** WORK TO BE COMPLETED **
From the listing below, copy every line with the word "RealRate".

** MATERIAL FOR THE TASK **
□ □ □ □ □

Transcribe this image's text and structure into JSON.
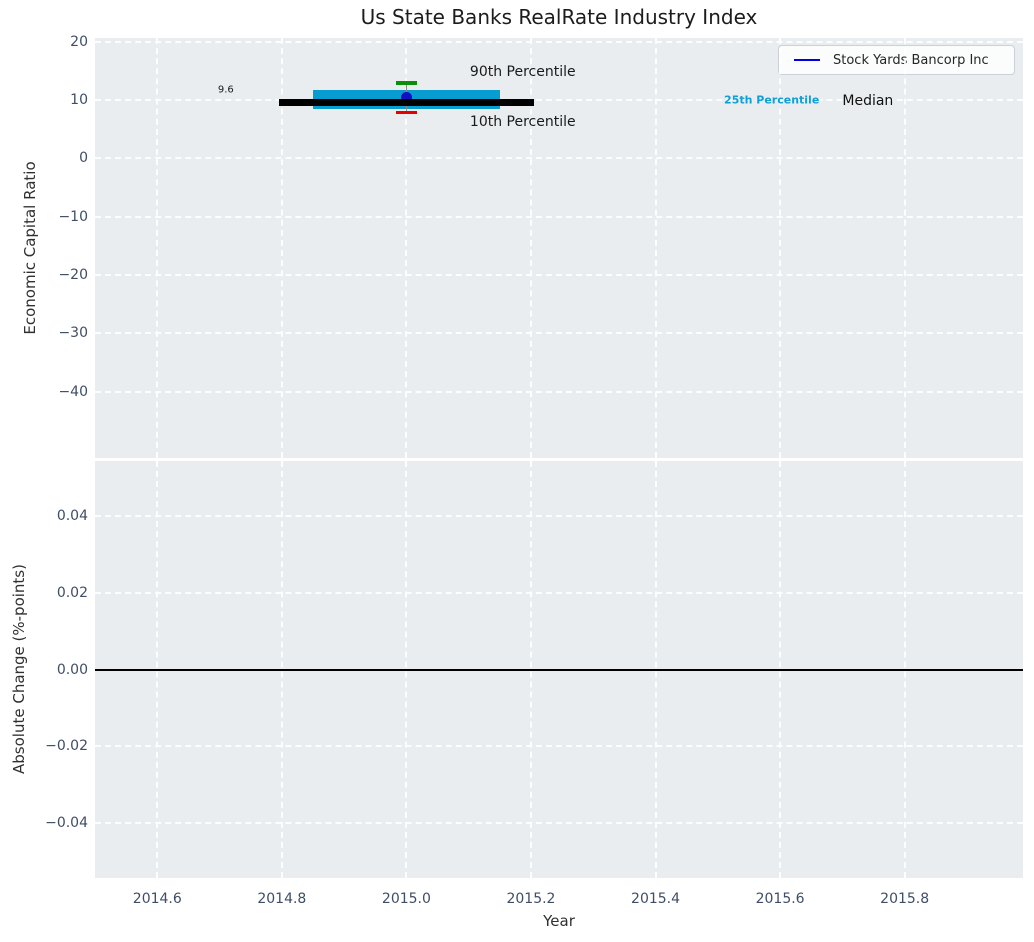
{
  "figure": {
    "title": "Us State Banks RealRate Industry Index"
  },
  "legend": {
    "label": "Stock Yards Bancorp Inc",
    "line_color": "#0000e0",
    "position": "upper right"
  },
  "colors": {
    "plot_bg": "#e9edf0",
    "grid": "rgba(255,255,255,0.85)",
    "tick_label": "#3f4e66",
    "axis_label": "#303030",
    "title": "#1c1c1c",
    "median": "#000000",
    "percentile_band": "#089dd1",
    "p90_cap": "#0a8f0a",
    "p10_cap": "#e60000",
    "company_dot": "#1111c2",
    "errorbar_line": "#888888",
    "zero_line": "#000000"
  },
  "chart_data": [
    {
      "type": "scatter",
      "title": "Us State Banks RealRate Industry Index",
      "xlabel": "Year",
      "ylabel": "Economic Capital Ratio",
      "xlim": [
        2014.5,
        2015.99
      ],
      "ylim": [
        -51.4,
        20.65
      ],
      "grid": true,
      "legend_position": "upper right",
      "xticks": [
        {
          "v": 2014.6,
          "label": "2014.6"
        },
        {
          "v": 2014.8,
          "label": "2014.8"
        },
        {
          "v": 2015.0,
          "label": "2015.0"
        },
        {
          "v": 2015.2,
          "label": "2015.2"
        },
        {
          "v": 2015.4,
          "label": "2015.4"
        },
        {
          "v": 2015.6,
          "label": "2015.6"
        },
        {
          "v": 2015.8,
          "label": "2015.8"
        }
      ],
      "yticks": [
        {
          "v": 20,
          "label": "20"
        },
        {
          "v": 10,
          "label": "10"
        },
        {
          "v": 0,
          "label": "0"
        },
        {
          "v": -10,
          "label": "−10"
        },
        {
          "v": -20,
          "label": "−20"
        },
        {
          "v": -30,
          "label": "−30"
        },
        {
          "v": -40,
          "label": "−40"
        }
      ],
      "series": {
        "company": {
          "name": "Stock Yards Bancorp Inc",
          "x": 2015.0,
          "value": 10.4,
          "marker": "dot"
        },
        "median": {
          "label": "Median",
          "value": 9.6,
          "x_span": [
            2014.795,
            2015.205
          ]
        },
        "percentile_band": {
          "label": "25th Percentile",
          "low": 8.4,
          "high": 11.7,
          "x_span": [
            2014.85,
            2015.15
          ]
        },
        "p90": {
          "label": "90th Percentile",
          "value": 12.9,
          "x": 2015.0,
          "cap_halfwidth": 0.017
        },
        "p10": {
          "label": "10th Percentile",
          "value": 7.9,
          "x": 2015.0,
          "cap_halfwidth": 0.017
        }
      },
      "annotations": [
        {
          "text": "9.6",
          "x": 2014.71,
          "y": 11.7,
          "size": 10,
          "color": "#1a1a1a",
          "anchor": "middle",
          "bold": false
        },
        {
          "text": "90th Percentile",
          "x": 2015.102,
          "y": 14.8,
          "size": 14,
          "color": "#1a1a1a",
          "anchor": "start",
          "bold": false
        },
        {
          "text": "10th Percentile",
          "x": 2015.102,
          "y": 6.3,
          "size": 14,
          "color": "#1a1a1a",
          "anchor": "start",
          "bold": false
        },
        {
          "text": "25th Percentile",
          "x": 2015.51,
          "y": 10.0,
          "size": 11,
          "color": "#0d9fd8",
          "anchor": "start",
          "bold": true
        },
        {
          "text": "Median",
          "x": 2015.7,
          "y": 9.8,
          "size": 14,
          "color": "#111111",
          "anchor": "start",
          "bold": false
        }
      ]
    },
    {
      "type": "line",
      "title": "",
      "xlabel": "Year",
      "ylabel": "Absolute Change (%-points)",
      "xlim": [
        2014.5,
        2015.99
      ],
      "ylim": [
        -0.0545,
        0.0545
      ],
      "grid": true,
      "zero_line": 0.0,
      "xticks": [
        {
          "v": 2014.6,
          "label": "2014.6"
        },
        {
          "v": 2014.8,
          "label": "2014.8"
        },
        {
          "v": 2015.0,
          "label": "2015.0"
        },
        {
          "v": 2015.2,
          "label": "2015.2"
        },
        {
          "v": 2015.4,
          "label": "2015.4"
        },
        {
          "v": 2015.6,
          "label": "2015.6"
        },
        {
          "v": 2015.8,
          "label": "2015.8"
        }
      ],
      "yticks": [
        {
          "v": 0.04,
          "label": "0.04"
        },
        {
          "v": 0.02,
          "label": "0.02"
        },
        {
          "v": 0.0,
          "label": "0.00"
        },
        {
          "v": -0.02,
          "label": "−0.02"
        },
        {
          "v": -0.04,
          "label": "−0.04"
        }
      ],
      "values": []
    }
  ]
}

□ □ □ □ □

** COMPLETE OUTPUT **
    "title": "Us State Banks RealRate Industry Index"
      "title": "Us State Banks RealRate Industry Index",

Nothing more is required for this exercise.